## WRITTEN EXERCISE
Skip the pictures and extract all of the lines exactly as written.

Data records
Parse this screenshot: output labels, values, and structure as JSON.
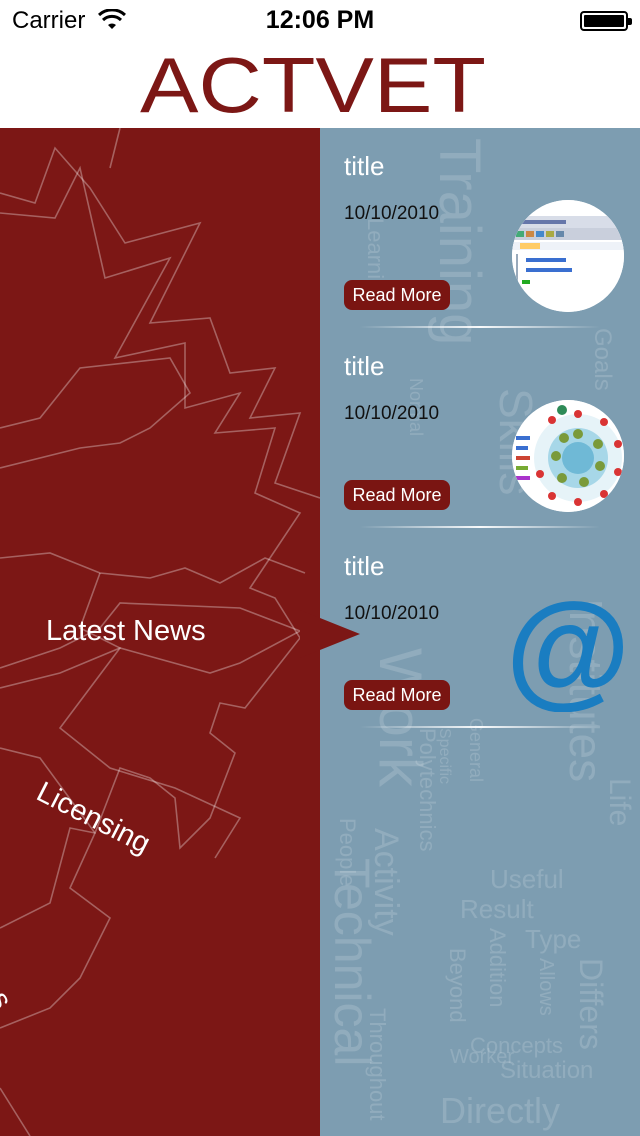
{
  "status_bar": {
    "carrier": "Carrier",
    "time": "12:06 PM"
  },
  "header": {
    "logo_text": "ACTVET"
  },
  "menu": {
    "items": [
      {
        "label": "Latest News"
      },
      {
        "label": "Licensing"
      },
      {
        "label": "Institutes"
      }
    ]
  },
  "news": {
    "items": [
      {
        "title": "title",
        "date": "10/10/2010",
        "read_more_label": "Read More",
        "thumbnail_icon": "screenshot-thumbnail"
      },
      {
        "title": "title",
        "date": "10/10/2010",
        "read_more_label": "Read More",
        "thumbnail_icon": "circle-diagram-thumbnail"
      },
      {
        "title": "title",
        "date": "10/10/2010",
        "read_more_label": "Read More",
        "thumbnail_icon": "at-sign-icon"
      }
    ]
  },
  "background_words": [
    "Training",
    "Institutes",
    "Work",
    "Skills",
    "Activity",
    "Technical",
    "Result",
    "Useful",
    "Directly",
    "Situation",
    "Concepts",
    "Beyond",
    "Addition",
    "Type",
    "Allows",
    "Differs",
    "Worker",
    "Throughout",
    "People",
    "Goals",
    "Normal",
    "Learning",
    "Polytechnics",
    "General",
    "Specific",
    "Life"
  ],
  "colors": {
    "brand": "#7c1715",
    "panel_blue": "#7d9db1",
    "button": "#7a1512",
    "at_sign": "#1a7dc1"
  }
}
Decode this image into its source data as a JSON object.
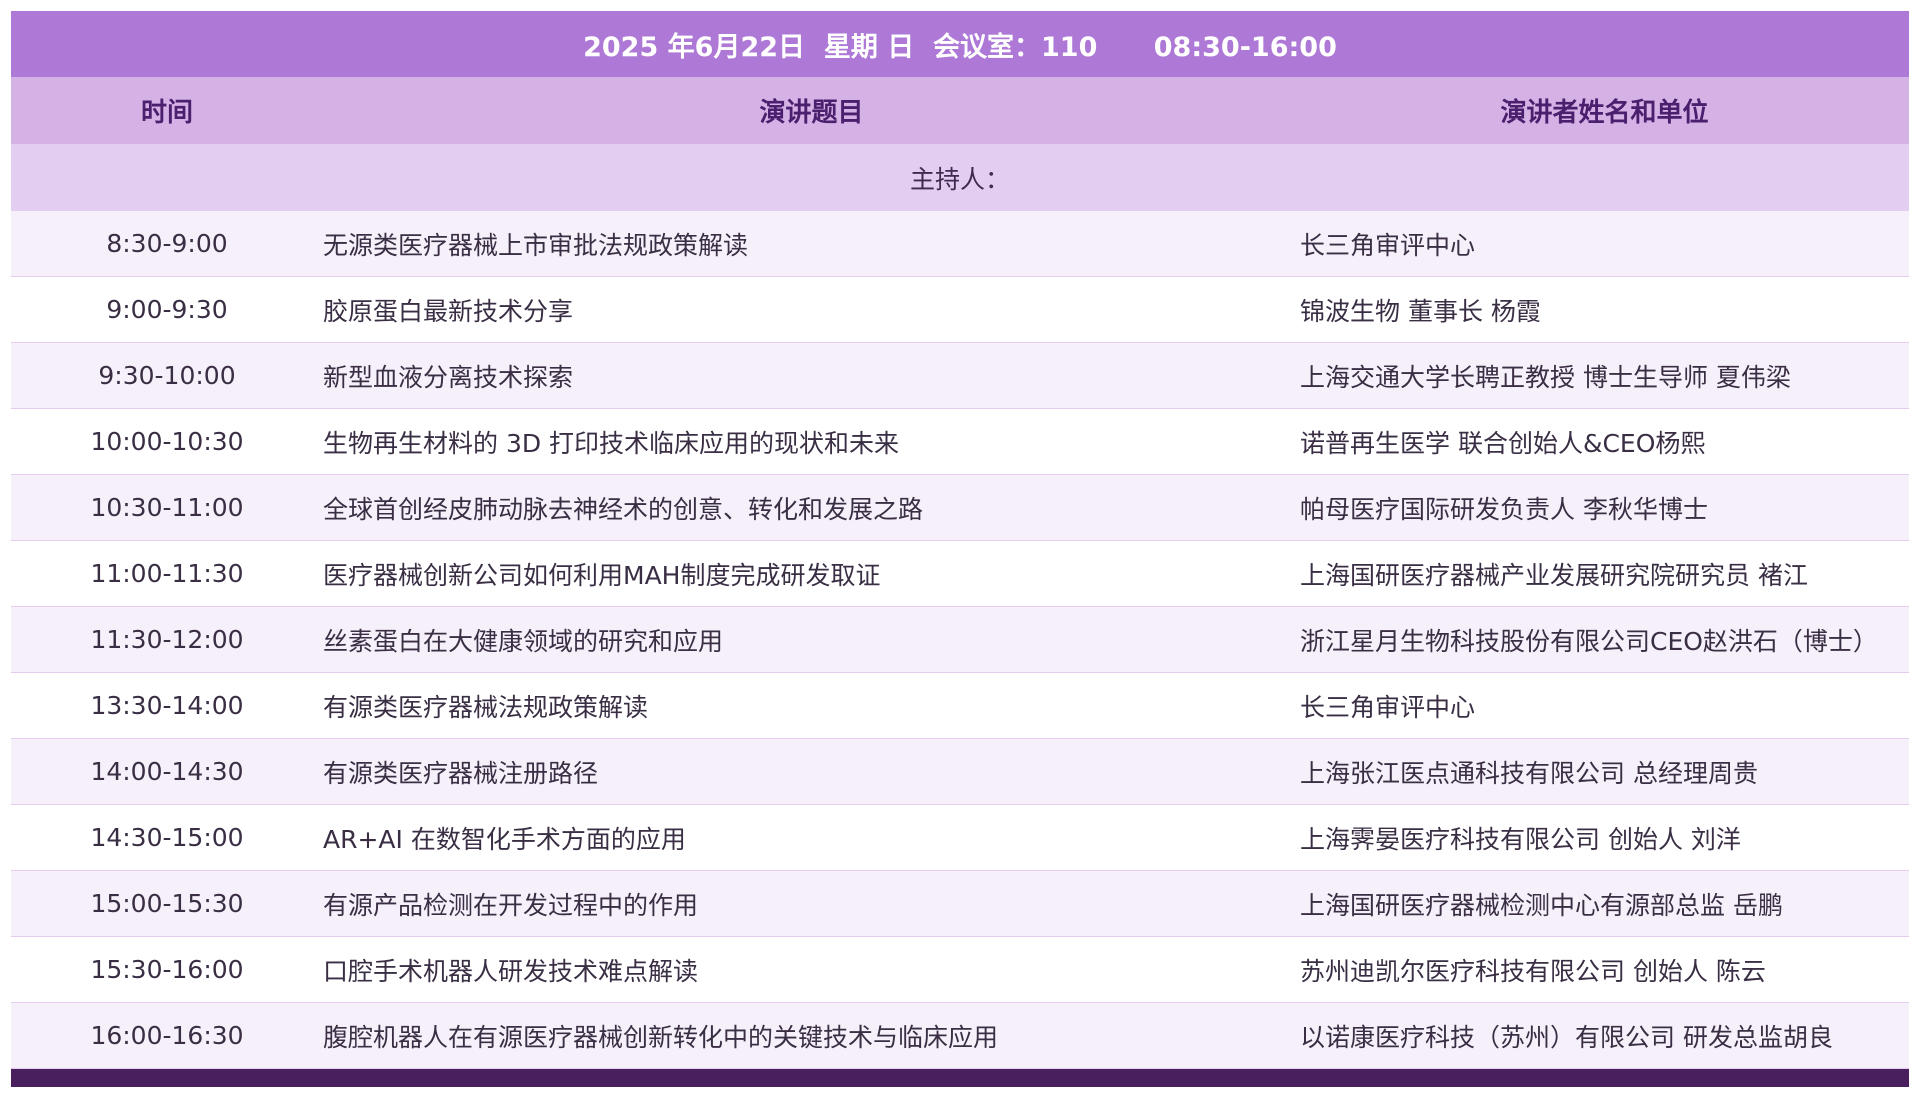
{
  "title": "2025 年6月22日  星期 日  会议室：110      08:30-16:00",
  "columns": {
    "time": "时间",
    "topic": "演讲题目",
    "speaker": "演讲者姓名和单位"
  },
  "host_label": "主持人：",
  "rows": [
    {
      "time": "8:30-9:00",
      "topic": "无源类医疗器械上市审批法规政策解读",
      "speaker": "长三角审评中心"
    },
    {
      "time": "9:00-9:30",
      "topic": "胶原蛋白最新技术分享",
      "speaker": "锦波生物 董事长 杨霞"
    },
    {
      "time": "9:30-10:00",
      "topic": "新型血液分离技术探索",
      "speaker": "上海交通大学长聘正教授 博士生导师 夏伟梁"
    },
    {
      "time": "10:00-10:30",
      "topic": "生物再生材料的 3D 打印技术临床应用的现状和未来",
      "speaker": "诺普再生医学 联合创始人&CEO杨熙"
    },
    {
      "time": "10:30-11:00",
      "topic": "全球首创经皮肺动脉去神经术的创意、转化和发展之路",
      "speaker": "帕母医疗国际研发负责人 李秋华博士"
    },
    {
      "time": "11:00-11:30",
      "topic": "医疗器械创新公司如何利用MAH制度完成研发取证",
      "speaker": "上海国研医疗器械产业发展研究院研究员 褚江"
    },
    {
      "time": "11:30-12:00",
      "topic": "丝素蛋白在大健康领域的研究和应用",
      "speaker": "浙江星月生物科技股份有限公司CEO赵洪石（博士）"
    },
    {
      "time": "13:30-14:00",
      "topic": "有源类医疗器械法规政策解读",
      "speaker": "长三角审评中心"
    },
    {
      "time": "14:00-14:30",
      "topic": "有源类医疗器械注册路径",
      "speaker": "上海张江医点通科技有限公司 总经理周贵"
    },
    {
      "time": "14:30-15:00",
      "topic": "AR+AI 在数智化手术方面的应用",
      "speaker": "上海霁晏医疗科技有限公司 创始人 刘洋"
    },
    {
      "time": "15:00-15:30",
      "topic": "有源产品检测在开发过程中的作用",
      "speaker": "上海国研医疗器械检测中心有源部总监 岳鹏"
    },
    {
      "time": "15:30-16:00",
      "topic": "口腔手术机器人研发技术难点解读",
      "speaker": "苏州迪凯尔医疗科技有限公司 创始人 陈云"
    },
    {
      "time": "16:00-16:30",
      "topic": "腹腔机器人在有源医疗器械创新转化中的关键技术与临床应用",
      "speaker": "以诺康医疗科技（苏州）有限公司 研发总监胡良"
    }
  ]
}
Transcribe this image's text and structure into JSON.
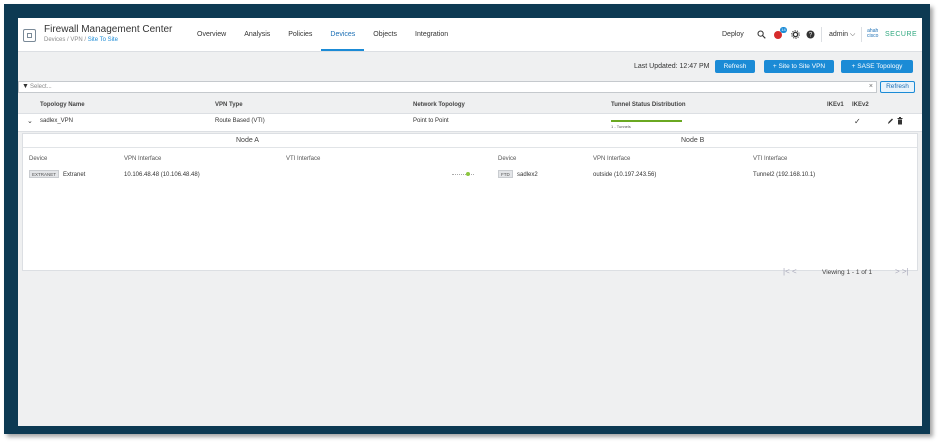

## FINISHED ANSWER
Parse this screenshot: output labels, values, and structure as JSON.
{
  "status_bar": {
    "carrier": "Carrier",
    "time": "12:06 PM"
  },
  "header": {
    "logo_text": "ACTVET"
  },
  "menu": {
    "items": [
      {
        "label": "Latest News"
      },
      {
        "label": "Licensing"
      },
      {
        "label": "Institutes"
      }
    ]
  },
  "news": {
    "items": [
      {
        "title": "title",
        "date": "10/10/2010",
        "read_more_label": "Read More",
        "thumbnail_icon": "screenshot-thumbnail"
      },
      {
        "title": "title",
        "date": "10/10/2010",
        "read_more_label": "Read More",
        "thumbnail_icon": "circle-diagram-thumbnail"
      },
      {
        "title": "title",
        "date": "10/10/2010",
        "read_more_label": "Read More",
        "thumbnail_icon": "at-sign-icon"
      }
    ]
  },
  "background_words": [
    "Training",
    "Institutes",
    "Work",
    "Skills",
    "Activity",
    "Technical",
    "Result",
    "Useful",
    "Directly",
    "Situation",
    "Concepts",
    "Beyond",
    "Addition",
    "Type",
    "Allows",
    "Differs",
    "Worker",
    "Throughout",
    "People",
    "Goals",
    "Normal",
    "Learning",
    "Polytechnics",
    "General",
    "Specific",
    "Life"
  ],
  "colors": {
    "brand": "#7c1715",
    "panel_blue": "#7d9db1",
    "button": "#7a1512",
    "at_sign": "#1a7dc1"
  }
}
Decode this image into its source data as a JSON object.
{
  "title": "2025 年6月22日  星期 日  会议室：110      08:30-16:00",
  "columns": {
    "time": "时间",
    "topic": "演讲题目",
    "speaker": "演讲者姓名和单位"
  },
  "host_label": "主持人：",
  "rows": [
    {
      "time": "8:30-9:00",
      "topic": "无源类医疗器械上市审批法规政策解读",
      "speaker": "长三角审评中心"
    },
    {
      "time": "9:00-9:30",
      "topic": "胶原蛋白最新技术分享",
      "speaker": "锦波生物 董事长 杨霞"
    },
    {
      "time": "9:30-10:00",
      "topic": "新型血液分离技术探索",
      "speaker": "上海交通大学长聘正教授 博士生导师 夏伟梁"
    },
    {
      "time": "10:00-10:30",
      "topic": "生物再生材料的 3D 打印技术临床应用的现状和未来",
      "speaker": "诺普再生医学 联合创始人&CEO杨熙"
    },
    {
      "time": "10:30-11:00",
      "topic": "全球首创经皮肺动脉去神经术的创意、转化和发展之路",
      "speaker": "帕母医疗国际研发负责人 李秋华博士"
    },
    {
      "time": "11:00-11:30",
      "topic": "医疗器械创新公司如何利用MAH制度完成研发取证",
      "speaker": "上海国研医疗器械产业发展研究院研究员 褚江"
    },
    {
      "time": "11:30-12:00",
      "topic": "丝素蛋白在大健康领域的研究和应用",
      "speaker": "浙江星月生物科技股份有限公司CEO赵洪石（博士）"
    },
    {
      "time": "13:30-14:00",
      "topic": "有源类医疗器械法规政策解读",
      "speaker": "长三角审评中心"
    },
    {
      "time": "14:00-14:30",
      "topic": "有源类医疗器械注册路径",
      "speaker": "上海张江医点通科技有限公司 总经理周贵"
    },
    {
      "time": "14:30-15:00",
      "topic": "AR+AI 在数智化手术方面的应用",
      "speaker": "上海霁晏医疗科技有限公司 创始人 刘洋"
    },
    {
      "time": "15:00-15:30",
      "topic": "有源产品检测在开发过程中的作用",
      "speaker": "上海国研医疗器械检测中心有源部总监 岳鹏"
    },
    {
      "time": "15:30-16:00",
      "topic": "口腔手术机器人研发技术难点解读",
      "speaker": "苏州迪凯尔医疗科技有限公司 创始人 陈云"
    },
    {
      "time": "16:00-16:30",
      "topic": "腹腔机器人在有源医疗器械创新转化中的关键技术与临床应用",
      "speaker": "以诺康医疗科技（苏州）有限公司 研发总监胡良"
    }
  ]
}
Transcribe this image's text and structure into JSON.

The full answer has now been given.